> [WORKING DATA]
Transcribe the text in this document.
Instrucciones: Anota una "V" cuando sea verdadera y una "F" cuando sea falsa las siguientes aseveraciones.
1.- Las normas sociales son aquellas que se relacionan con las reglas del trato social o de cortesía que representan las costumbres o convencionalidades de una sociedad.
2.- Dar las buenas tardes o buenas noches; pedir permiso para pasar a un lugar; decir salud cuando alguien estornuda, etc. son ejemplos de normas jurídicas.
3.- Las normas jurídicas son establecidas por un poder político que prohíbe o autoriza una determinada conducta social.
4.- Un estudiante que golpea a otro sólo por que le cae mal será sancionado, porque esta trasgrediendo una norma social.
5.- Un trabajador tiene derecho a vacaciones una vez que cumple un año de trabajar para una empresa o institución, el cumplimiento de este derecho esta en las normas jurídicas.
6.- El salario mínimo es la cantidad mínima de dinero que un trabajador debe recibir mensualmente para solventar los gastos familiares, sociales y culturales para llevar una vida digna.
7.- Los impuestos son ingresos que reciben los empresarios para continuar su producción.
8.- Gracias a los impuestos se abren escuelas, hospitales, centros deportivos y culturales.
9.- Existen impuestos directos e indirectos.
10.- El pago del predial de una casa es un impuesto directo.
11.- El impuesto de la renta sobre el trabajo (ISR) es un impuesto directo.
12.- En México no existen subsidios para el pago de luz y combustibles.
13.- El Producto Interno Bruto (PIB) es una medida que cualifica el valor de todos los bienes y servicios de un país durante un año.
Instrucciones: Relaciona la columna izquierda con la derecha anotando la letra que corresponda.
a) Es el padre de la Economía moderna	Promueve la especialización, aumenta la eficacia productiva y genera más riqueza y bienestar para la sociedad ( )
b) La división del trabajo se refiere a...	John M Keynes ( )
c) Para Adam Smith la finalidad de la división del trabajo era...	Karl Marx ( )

==

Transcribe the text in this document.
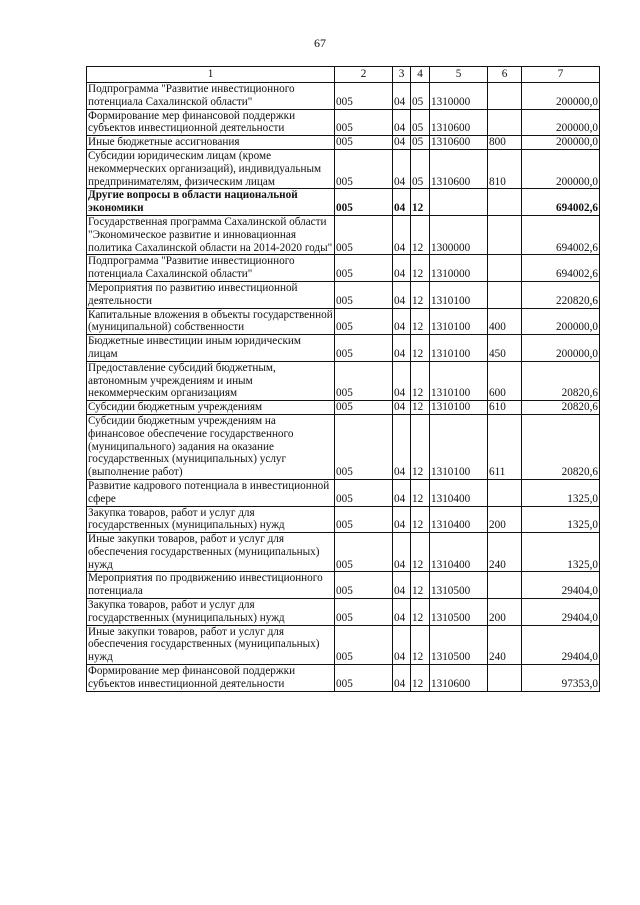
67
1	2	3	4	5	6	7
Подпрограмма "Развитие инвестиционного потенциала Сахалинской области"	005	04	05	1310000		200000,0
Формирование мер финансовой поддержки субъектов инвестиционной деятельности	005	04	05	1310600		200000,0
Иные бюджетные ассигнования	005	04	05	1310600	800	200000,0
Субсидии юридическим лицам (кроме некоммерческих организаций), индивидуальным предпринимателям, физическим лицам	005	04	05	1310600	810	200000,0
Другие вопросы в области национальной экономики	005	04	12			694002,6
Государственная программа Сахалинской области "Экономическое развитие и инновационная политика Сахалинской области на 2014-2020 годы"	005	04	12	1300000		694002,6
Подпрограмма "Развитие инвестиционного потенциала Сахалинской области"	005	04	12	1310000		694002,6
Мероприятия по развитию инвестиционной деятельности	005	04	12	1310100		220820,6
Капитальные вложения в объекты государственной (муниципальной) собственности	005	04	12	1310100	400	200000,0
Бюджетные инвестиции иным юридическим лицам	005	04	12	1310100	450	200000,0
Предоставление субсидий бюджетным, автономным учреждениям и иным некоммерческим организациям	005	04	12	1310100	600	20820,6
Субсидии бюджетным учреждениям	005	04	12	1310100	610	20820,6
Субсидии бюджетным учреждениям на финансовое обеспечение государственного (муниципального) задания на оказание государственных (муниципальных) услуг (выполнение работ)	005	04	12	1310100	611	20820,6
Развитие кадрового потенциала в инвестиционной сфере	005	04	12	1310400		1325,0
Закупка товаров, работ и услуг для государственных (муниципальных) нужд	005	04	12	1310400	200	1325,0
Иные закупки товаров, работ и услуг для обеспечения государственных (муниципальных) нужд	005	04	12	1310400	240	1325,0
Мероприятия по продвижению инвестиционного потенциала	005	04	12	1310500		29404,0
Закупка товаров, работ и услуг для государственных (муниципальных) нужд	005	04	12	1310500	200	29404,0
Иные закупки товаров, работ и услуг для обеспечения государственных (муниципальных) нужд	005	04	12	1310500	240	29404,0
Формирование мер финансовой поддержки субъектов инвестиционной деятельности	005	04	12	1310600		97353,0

* * *

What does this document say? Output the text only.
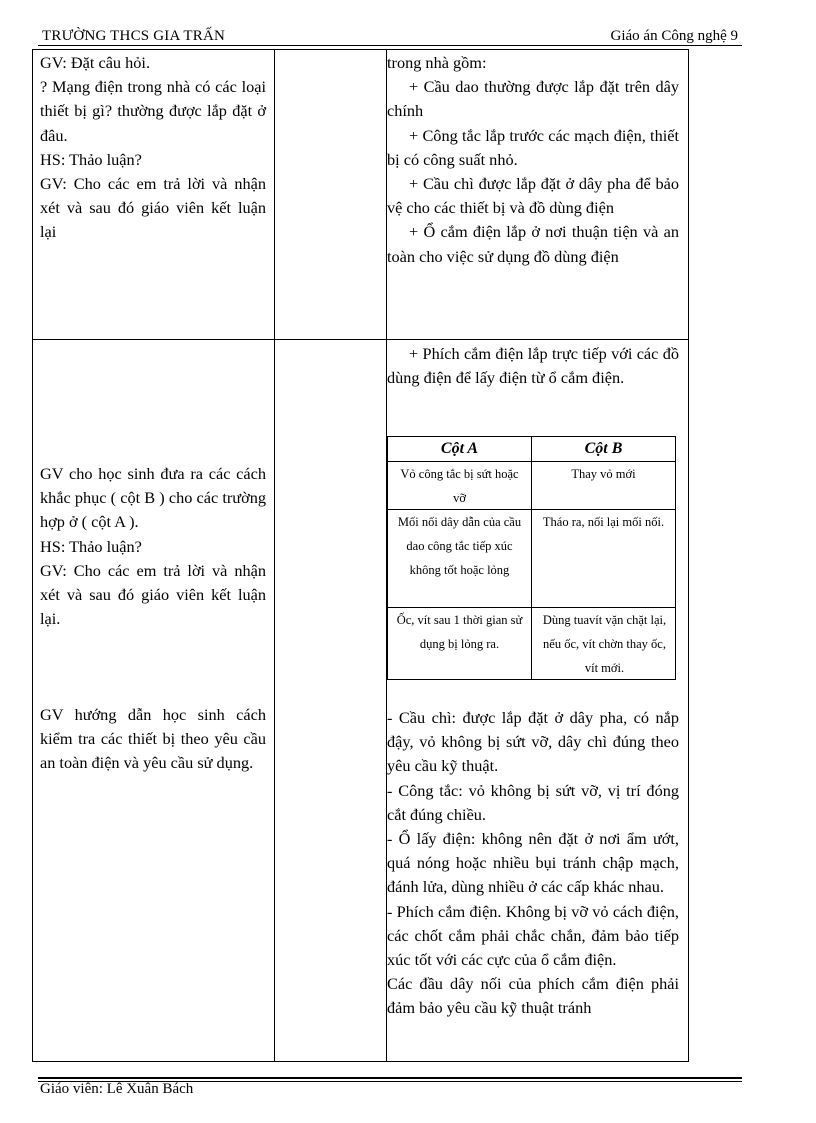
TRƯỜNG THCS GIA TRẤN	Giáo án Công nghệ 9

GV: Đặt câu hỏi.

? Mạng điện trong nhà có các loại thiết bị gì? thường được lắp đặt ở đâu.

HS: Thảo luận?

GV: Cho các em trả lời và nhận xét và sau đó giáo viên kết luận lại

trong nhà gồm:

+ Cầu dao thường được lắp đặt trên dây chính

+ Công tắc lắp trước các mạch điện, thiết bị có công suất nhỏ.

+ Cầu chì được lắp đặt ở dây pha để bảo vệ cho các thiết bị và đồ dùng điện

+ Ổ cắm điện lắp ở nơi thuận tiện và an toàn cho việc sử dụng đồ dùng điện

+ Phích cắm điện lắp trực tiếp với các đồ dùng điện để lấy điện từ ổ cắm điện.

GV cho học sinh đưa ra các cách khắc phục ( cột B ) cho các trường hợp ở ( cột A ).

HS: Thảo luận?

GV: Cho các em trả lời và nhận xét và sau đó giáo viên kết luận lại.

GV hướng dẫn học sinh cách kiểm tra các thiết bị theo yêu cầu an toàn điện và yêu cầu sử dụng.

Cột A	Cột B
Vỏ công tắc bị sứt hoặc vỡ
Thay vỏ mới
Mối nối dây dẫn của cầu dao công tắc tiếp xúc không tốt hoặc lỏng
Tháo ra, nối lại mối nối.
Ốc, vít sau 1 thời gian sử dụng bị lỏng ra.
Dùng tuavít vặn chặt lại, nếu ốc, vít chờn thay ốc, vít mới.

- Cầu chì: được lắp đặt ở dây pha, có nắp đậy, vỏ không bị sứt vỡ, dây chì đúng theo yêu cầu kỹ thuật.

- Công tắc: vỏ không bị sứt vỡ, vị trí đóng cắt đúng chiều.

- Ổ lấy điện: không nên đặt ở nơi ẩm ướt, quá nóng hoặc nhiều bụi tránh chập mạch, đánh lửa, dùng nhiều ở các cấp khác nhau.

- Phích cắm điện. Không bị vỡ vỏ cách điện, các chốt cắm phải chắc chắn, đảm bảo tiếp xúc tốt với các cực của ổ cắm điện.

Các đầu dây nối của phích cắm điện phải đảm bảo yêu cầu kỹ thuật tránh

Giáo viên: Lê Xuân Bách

> [JOB] Scan the listing above and copy all lines containing the word "муниципальных".

> [EXERCISE ANSWER]
Субсидии бюджетным учреждениям на финансовое обеспечение государственного (муниципального) задания на оказание государственных (муниципальных) услуг (выполнение работ)	005	04	12	1310100	611	20820,6
Закупка товаров, работ и услуг для государственных (муниципальных) нужд	005	04	12	1310400	200	1325,0
Иные закупки товаров, работ и услуг для обеспечения государственных (муниципальных) нужд	005	04	12	1310400	240	1325,0
Закупка товаров, работ и услуг для государственных (муниципальных) нужд	005	04	12	1310500	200	29404,0
Иные закупки товаров, работ и услуг для обеспечения государственных (муниципальных) нужд	005	04	12	1310500	240	29404,0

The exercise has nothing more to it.